ACTION ITEM:
Decide whether each statement below agrees with the Beer Hall Putsch passage. Answer yes or no for each and quote the deciding words of the passage.
1. German army soldiers brought the march through Munich to an end by firing on the Nazis.
2. At the public trial, the other conspirators shared responsibility for the putsch with Hitler.
3. The Nazis marked November 8th every year by returning to the beer hall.

QUOTED PASSAGE:
>>


BEER HALL PUTSCH

    On November 8, 1923, Hitler and his fledgling Nazi party staged a putsch (or revolt) in Munich. At the Burgerbraukeller (a beer hall), Hitler fired a shot from his pistol on the ceiling and dramatically announced the start of the "national revolution" to overthrow the Weimar Republic. The next day he and followers staged a march through the streets of Munich to the Feldenhallplatz, a central point in the city. The march ended when soldiers of the German army fired on the Nazis. The first row of the Nazi procession, locked arm in arm, scattered at the first volley, and Hitler injured his shoulder when pulled to the ground during the melee. He fled the scene, although with his usual modesty he later constructed a tale of helping an injured child from the scene. He even produced the child. Hitler was hunted down, arrested, and put on public trial. The public trial was a stroke of luck. Hitler adroitly sensed the opportunity to seize the national stage. He quickly recovered his spirits, and while the other conspirators denied any involvement in the failed putsch, Hitler claimed all the responsibility, explaining before a deferential court that the republican government was weak, corrupt, democratic, Jewish, etc. This sort of plain speaking won the silent applause of many people; Hitler's grievances reflected their own. The Nazis later converted the debacle of the "beer hall putsch" into one of the most glorious events in the Nazis' long struggle for power. They celebrated November 8th annually with a return to the famous beer hall and a flourish of nostalgic speeches.

<<

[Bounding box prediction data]

>>

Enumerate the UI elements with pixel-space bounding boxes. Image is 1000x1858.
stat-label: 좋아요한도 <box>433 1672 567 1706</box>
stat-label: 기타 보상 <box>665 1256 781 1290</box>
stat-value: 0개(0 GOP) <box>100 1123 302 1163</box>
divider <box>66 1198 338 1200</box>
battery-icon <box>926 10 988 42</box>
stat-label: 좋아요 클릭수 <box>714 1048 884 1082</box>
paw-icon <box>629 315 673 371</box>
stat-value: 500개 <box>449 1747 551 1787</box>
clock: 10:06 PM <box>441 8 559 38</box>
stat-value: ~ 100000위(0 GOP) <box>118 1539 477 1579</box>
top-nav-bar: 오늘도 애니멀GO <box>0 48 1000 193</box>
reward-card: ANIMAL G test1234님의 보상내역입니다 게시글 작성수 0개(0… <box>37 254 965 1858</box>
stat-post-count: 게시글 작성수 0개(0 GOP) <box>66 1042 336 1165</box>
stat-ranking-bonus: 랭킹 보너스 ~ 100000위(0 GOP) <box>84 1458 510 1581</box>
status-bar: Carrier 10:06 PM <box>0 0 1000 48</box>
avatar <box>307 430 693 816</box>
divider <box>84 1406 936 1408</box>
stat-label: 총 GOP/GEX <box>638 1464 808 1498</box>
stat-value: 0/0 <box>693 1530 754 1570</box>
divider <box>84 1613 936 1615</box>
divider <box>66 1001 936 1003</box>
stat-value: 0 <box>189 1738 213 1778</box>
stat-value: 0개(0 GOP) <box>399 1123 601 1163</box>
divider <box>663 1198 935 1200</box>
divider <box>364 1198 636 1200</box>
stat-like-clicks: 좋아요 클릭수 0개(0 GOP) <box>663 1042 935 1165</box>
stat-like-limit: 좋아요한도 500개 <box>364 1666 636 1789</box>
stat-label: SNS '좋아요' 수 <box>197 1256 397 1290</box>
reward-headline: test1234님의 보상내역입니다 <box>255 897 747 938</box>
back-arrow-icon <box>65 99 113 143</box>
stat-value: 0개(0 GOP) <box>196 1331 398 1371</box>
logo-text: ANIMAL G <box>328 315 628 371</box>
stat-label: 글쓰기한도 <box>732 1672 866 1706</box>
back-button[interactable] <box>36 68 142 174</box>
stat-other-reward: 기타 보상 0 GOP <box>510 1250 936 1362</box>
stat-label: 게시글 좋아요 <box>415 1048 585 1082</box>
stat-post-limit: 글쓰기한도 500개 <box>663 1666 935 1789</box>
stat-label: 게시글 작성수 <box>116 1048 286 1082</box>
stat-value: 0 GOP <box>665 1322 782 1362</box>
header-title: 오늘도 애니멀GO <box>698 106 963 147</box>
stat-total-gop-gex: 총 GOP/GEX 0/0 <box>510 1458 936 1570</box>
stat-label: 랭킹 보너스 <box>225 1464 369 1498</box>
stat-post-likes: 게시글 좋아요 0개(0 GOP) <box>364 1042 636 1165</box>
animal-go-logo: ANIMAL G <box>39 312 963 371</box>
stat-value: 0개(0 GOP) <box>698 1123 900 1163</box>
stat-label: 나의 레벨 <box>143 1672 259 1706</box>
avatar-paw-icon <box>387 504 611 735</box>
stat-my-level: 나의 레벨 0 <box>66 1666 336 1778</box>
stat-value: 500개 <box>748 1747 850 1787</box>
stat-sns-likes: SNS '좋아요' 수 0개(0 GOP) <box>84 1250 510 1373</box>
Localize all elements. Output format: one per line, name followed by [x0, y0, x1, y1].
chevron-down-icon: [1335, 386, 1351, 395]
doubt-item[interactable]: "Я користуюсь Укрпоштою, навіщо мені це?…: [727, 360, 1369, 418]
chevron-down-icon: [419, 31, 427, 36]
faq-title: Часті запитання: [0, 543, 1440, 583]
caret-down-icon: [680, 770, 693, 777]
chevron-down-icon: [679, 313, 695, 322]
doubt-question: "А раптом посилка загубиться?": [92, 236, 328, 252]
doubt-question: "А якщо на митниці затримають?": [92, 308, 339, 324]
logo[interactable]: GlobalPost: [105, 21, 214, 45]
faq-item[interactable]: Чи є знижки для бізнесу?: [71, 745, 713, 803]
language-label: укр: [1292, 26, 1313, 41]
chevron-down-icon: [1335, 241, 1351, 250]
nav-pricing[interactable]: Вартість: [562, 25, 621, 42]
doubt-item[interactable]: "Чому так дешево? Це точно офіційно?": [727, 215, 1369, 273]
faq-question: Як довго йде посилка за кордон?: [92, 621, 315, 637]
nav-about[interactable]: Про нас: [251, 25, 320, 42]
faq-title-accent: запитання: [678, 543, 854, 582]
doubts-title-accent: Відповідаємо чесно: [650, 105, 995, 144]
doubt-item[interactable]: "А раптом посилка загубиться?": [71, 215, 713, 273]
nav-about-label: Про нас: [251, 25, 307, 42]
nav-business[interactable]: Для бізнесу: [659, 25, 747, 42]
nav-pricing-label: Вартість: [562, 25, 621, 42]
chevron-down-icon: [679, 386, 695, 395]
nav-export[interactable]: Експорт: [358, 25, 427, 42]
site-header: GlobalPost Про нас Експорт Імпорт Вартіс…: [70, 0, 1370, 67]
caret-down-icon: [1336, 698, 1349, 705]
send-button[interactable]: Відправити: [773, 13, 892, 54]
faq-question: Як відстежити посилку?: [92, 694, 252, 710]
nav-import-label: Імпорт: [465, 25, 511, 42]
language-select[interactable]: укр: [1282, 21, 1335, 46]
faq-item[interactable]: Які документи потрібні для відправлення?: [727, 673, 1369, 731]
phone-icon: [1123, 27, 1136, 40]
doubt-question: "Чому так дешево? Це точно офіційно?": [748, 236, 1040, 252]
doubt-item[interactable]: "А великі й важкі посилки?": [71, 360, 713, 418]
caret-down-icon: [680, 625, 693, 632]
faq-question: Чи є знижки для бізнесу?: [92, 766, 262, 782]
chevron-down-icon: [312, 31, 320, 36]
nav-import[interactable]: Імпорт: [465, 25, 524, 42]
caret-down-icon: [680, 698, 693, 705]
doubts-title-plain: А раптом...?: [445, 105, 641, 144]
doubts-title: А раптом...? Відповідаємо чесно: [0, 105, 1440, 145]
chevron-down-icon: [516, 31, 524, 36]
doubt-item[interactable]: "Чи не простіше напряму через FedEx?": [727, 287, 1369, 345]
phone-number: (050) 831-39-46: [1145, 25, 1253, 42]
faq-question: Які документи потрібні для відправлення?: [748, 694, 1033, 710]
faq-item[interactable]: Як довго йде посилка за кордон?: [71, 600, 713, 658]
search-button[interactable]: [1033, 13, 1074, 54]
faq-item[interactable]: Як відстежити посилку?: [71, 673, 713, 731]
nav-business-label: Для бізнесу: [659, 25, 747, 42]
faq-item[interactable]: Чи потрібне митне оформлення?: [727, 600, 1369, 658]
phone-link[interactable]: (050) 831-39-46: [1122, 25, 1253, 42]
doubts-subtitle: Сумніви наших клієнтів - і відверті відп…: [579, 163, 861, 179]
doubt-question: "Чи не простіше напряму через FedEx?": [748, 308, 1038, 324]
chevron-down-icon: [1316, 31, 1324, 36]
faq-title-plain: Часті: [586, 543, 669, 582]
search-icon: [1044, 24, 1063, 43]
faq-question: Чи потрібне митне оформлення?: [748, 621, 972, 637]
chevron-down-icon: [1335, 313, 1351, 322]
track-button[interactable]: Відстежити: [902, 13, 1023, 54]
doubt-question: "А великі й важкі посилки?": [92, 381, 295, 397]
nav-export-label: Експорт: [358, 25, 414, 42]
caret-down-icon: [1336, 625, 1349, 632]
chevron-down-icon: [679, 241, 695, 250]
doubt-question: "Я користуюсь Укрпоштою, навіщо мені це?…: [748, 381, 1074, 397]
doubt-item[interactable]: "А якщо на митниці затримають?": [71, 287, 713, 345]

<<

RESPONSE TO THIS EXERCISE:
1. Yes: "The march ended when soldiers of the German army fired on the Nazis."
2. No: "while the other conspirators denied any involvement in the failed putsch, Hitler claimed all the responsibility"
3. Yes: "They celebrated November 8th annually with a return to the famous beer hall and a flourish of nostalgic speeches."